(Figure contents as structured data)
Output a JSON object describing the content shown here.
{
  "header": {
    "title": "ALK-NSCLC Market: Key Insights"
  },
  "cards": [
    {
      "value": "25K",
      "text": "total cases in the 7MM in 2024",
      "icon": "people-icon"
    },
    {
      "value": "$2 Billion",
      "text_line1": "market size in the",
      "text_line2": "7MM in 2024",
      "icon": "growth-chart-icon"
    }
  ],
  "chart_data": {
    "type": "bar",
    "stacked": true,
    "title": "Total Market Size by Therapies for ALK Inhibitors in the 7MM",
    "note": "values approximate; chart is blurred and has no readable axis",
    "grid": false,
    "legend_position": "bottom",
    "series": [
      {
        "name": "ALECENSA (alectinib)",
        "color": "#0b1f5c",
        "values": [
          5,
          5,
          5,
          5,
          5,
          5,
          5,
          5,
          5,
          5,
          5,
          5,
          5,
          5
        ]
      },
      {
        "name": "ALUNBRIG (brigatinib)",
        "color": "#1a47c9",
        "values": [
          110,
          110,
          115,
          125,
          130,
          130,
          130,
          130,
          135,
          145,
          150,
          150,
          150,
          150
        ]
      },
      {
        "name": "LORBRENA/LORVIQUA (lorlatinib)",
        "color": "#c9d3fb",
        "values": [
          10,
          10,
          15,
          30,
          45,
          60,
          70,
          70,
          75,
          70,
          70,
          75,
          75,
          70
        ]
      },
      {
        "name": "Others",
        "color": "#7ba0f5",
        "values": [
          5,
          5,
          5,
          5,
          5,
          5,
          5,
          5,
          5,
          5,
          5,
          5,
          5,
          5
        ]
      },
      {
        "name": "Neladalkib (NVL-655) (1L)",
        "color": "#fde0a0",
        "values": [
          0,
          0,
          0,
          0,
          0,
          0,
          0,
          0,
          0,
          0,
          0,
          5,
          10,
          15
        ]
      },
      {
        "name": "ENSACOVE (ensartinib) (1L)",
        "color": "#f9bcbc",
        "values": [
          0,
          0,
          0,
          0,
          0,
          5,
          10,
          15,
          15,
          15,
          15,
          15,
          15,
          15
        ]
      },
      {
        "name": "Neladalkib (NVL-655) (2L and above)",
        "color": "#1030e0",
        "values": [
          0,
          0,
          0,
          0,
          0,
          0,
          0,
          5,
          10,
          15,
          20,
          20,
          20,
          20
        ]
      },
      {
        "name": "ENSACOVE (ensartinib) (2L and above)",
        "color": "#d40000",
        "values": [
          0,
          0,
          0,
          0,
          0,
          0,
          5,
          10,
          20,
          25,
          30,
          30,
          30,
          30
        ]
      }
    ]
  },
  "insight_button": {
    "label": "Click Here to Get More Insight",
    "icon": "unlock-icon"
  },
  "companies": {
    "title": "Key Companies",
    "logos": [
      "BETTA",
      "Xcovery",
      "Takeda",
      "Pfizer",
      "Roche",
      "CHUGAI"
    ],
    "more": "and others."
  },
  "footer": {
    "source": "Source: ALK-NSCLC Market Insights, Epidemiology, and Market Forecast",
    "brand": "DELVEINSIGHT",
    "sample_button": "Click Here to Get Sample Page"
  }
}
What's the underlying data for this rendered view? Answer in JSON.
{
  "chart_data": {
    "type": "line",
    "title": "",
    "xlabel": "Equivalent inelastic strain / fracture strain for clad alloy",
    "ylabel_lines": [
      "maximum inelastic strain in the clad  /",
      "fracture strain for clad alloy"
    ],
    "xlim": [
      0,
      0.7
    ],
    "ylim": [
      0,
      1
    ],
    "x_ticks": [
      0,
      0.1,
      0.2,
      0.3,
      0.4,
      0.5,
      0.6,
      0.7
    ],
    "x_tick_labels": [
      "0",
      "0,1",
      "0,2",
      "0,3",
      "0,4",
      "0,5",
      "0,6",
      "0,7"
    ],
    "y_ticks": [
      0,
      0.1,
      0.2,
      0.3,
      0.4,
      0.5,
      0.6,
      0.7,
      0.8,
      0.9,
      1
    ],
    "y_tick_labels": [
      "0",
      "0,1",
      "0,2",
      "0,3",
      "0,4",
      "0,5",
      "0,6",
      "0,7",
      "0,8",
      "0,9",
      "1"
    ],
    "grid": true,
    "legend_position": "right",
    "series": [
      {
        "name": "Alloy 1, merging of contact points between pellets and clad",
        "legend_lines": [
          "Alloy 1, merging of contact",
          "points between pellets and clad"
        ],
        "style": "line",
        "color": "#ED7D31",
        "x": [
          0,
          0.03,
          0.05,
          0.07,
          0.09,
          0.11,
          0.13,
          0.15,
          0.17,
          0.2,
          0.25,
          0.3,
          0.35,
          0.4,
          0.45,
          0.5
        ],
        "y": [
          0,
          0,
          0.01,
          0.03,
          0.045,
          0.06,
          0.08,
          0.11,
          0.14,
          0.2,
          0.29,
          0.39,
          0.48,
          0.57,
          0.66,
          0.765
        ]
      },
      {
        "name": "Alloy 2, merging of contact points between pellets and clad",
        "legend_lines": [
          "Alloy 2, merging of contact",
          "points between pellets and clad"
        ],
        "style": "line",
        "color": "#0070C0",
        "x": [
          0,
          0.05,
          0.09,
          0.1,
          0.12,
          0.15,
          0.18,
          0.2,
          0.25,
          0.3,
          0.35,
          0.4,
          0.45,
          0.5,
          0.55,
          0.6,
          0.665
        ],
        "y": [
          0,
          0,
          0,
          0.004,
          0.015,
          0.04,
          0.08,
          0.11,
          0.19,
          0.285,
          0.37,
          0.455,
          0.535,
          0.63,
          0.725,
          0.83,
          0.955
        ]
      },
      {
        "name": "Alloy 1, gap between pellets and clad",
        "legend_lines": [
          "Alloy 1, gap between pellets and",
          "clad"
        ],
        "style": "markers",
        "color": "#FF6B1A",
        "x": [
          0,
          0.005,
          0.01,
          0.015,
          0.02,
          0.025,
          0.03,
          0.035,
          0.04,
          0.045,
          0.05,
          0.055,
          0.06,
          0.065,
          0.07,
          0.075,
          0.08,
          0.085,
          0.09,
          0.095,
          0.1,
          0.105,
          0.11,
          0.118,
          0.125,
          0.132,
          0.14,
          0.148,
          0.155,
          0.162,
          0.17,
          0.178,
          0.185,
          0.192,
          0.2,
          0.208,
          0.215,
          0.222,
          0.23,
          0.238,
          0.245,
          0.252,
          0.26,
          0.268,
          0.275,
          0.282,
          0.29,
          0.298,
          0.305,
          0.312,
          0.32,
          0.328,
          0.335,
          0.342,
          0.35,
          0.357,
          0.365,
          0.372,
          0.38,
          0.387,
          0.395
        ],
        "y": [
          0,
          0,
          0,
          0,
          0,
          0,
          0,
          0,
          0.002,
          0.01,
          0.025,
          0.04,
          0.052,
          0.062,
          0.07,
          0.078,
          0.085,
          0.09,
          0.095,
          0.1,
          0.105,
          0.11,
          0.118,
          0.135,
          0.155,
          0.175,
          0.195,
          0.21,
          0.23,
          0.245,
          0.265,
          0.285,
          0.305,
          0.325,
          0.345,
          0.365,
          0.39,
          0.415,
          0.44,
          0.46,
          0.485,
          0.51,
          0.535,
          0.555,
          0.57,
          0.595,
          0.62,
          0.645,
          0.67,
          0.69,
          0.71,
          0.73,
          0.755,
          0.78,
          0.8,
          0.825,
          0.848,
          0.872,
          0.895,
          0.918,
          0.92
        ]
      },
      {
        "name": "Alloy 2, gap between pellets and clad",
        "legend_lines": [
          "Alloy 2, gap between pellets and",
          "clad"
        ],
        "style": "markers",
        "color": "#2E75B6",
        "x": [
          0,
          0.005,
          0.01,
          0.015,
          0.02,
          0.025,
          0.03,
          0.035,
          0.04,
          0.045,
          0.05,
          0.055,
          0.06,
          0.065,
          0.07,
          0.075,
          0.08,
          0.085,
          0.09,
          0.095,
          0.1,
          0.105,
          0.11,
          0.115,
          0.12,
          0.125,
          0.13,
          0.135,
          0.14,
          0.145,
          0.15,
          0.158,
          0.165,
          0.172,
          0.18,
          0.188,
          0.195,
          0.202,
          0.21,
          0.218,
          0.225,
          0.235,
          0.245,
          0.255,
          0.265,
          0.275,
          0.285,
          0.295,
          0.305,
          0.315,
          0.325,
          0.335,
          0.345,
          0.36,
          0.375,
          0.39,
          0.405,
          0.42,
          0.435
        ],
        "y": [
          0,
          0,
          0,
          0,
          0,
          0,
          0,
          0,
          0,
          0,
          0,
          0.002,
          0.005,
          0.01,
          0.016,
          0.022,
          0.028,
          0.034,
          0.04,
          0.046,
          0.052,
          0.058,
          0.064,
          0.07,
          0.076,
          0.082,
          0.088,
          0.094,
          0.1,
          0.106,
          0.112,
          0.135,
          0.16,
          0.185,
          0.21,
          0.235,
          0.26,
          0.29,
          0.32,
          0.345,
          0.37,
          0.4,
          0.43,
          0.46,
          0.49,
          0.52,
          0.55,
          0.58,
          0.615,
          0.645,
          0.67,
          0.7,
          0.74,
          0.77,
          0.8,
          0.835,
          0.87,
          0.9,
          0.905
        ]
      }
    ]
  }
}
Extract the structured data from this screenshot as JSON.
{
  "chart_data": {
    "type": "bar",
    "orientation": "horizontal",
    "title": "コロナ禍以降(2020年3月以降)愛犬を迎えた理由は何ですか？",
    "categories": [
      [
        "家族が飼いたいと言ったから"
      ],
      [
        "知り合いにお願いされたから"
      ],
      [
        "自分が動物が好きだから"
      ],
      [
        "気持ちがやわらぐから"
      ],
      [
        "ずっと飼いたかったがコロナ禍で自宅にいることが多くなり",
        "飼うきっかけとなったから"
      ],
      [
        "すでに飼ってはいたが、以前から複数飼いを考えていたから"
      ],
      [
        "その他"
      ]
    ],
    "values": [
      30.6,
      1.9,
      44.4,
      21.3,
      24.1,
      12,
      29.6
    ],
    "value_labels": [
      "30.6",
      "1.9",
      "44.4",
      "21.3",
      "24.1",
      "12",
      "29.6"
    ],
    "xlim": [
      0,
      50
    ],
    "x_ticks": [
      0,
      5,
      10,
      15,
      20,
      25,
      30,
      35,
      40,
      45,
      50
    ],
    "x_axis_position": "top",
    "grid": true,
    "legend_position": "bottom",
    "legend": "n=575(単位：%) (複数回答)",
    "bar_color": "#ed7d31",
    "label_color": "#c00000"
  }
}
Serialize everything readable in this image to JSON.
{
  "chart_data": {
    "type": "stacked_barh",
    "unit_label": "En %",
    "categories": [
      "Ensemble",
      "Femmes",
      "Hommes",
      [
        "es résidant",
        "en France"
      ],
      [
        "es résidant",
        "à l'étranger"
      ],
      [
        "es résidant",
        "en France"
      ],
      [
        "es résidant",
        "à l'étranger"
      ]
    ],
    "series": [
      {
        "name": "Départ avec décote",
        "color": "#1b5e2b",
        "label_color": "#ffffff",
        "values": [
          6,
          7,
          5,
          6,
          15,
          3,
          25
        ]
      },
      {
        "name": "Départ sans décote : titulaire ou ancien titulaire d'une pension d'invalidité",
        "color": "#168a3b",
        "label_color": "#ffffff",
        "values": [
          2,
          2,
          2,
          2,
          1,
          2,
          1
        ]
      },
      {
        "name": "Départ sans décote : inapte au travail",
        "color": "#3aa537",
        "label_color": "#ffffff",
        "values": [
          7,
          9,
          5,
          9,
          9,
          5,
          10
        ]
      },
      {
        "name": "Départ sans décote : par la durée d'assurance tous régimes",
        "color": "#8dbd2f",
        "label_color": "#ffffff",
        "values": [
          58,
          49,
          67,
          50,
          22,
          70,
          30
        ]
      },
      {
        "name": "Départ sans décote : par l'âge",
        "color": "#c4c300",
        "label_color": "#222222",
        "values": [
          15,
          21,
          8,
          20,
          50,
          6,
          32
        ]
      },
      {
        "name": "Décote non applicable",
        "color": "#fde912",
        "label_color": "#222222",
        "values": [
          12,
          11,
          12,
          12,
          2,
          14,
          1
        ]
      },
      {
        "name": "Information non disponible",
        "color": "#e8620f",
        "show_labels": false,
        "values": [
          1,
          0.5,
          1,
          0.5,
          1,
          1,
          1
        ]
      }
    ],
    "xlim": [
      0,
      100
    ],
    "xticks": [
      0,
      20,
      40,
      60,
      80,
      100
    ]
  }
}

- **INSTRUCTIONS TO FOLLOW**: Extract each line from the listing that holds the word "NSCLC".

- **ANSWER TO THIS EXERCISE**:
    "title": "ALK-NSCLC Market: Key Insights"
    "source": "Source: ALK-NSCLC Market Insights, Epidemiology, and Market Forecast",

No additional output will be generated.